§ **DO THIS**
Transcribe each line of the records below exactly, excluding any embedded images.

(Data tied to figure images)

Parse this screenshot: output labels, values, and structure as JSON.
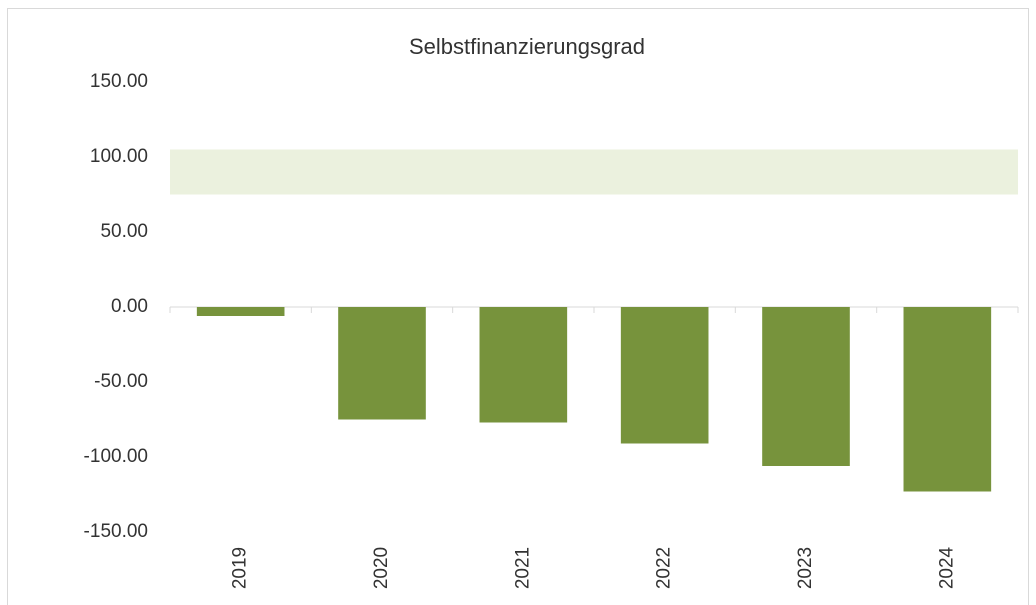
{
  "chart_data": {
    "type": "bar",
    "title": "Selbstfinanzierungsgrad",
    "categories": [
      "2019",
      "2020",
      "2021",
      "2022",
      "2023",
      "2024"
    ],
    "values": [
      -6,
      -75,
      -77,
      -91,
      -106,
      -123
    ],
    "color": "#77933c",
    "target_band": [
      75,
      105
    ],
    "band_color": "#ebf1de",
    "ylim": [
      -150,
      150
    ],
    "yticks": [
      {
        "value": -150,
        "label": "-150.00"
      },
      {
        "value": -100,
        "label": "-100.00"
      },
      {
        "value": -50,
        "label": "-50.00"
      },
      {
        "value": 0,
        "label": "0.00"
      },
      {
        "value": 50,
        "label": "50.00"
      },
      {
        "value": 100,
        "label": "100.00"
      },
      {
        "value": 150,
        "label": "150.00"
      }
    ],
    "grid": false
  }
}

§ **SOLUTION TO THIS EXERCISE**
Parse this screenshot: output labels, values, and structure as JSON.
{
  "chart_data": {
    "type": "bar",
    "title": "Selbstfinanzierungsgrad",
    "categories": [
      "2019",
      "2020",
      "2021",
      "2022",
      "2023",
      "2024"
    ],
    "values": [
      -6,
      -75,
      -77,
      -91,
      -106,
      -123
    ],
    "color": "#77933c",
    "target_band": [
      75,
      105
    ],
    "band_color": "#ebf1de",
    "ylim": [
      -150,
      150
    ],
    "yticks": [
      {
        "value": -150,
        "label": "-150.00"
      },
      {
        "value": -100,
        "label": "-100.00"
      },
      {
        "value": -50,
        "label": "-50.00"
      },
      {
        "value": 0,
        "label": "0.00"
      },
      {
        "value": 50,
        "label": "50.00"
      },
      {
        "value": 100,
        "label": "100.00"
      },
      {
        "value": 150,
        "label": "150.00"
      }
    ],
    "grid": false
  }
}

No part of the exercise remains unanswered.